WRITTEN EXERCISE → Using the records below, count the lines with "choose" in them. Give the number only.

_ _ _ _ _ _ _

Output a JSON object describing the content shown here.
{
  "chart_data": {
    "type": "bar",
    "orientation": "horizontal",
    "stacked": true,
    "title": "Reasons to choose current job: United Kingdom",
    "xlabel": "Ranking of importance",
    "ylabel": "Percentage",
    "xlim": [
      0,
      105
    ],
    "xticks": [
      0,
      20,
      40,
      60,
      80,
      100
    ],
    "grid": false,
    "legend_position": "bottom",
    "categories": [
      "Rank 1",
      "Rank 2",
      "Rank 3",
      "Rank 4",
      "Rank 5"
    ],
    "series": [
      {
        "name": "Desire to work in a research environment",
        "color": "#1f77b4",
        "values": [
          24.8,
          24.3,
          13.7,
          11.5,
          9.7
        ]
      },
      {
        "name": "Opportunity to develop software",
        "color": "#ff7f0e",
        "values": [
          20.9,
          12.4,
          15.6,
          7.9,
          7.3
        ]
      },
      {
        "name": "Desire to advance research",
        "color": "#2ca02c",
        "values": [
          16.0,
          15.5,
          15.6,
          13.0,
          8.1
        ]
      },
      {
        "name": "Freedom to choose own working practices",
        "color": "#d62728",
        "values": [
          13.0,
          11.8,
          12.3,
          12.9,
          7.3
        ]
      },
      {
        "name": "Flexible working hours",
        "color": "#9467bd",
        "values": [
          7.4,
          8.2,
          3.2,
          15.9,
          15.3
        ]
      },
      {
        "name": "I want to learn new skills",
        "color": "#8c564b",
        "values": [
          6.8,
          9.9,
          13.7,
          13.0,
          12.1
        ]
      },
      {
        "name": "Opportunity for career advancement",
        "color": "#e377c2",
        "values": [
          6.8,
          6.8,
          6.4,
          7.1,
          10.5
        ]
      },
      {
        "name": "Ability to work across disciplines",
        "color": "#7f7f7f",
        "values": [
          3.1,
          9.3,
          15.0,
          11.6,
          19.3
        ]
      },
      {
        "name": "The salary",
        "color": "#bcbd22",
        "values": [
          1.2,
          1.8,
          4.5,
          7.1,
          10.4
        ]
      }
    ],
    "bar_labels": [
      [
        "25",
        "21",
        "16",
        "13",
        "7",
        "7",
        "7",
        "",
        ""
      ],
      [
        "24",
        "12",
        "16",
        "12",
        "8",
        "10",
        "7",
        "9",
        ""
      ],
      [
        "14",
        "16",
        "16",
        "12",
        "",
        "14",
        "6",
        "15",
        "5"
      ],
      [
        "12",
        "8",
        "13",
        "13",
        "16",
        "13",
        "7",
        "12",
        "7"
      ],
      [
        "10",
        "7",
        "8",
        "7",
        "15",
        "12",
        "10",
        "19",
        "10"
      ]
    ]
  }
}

_ _ _ _ _ _ _

REPLY TO THE EXERCISE → 2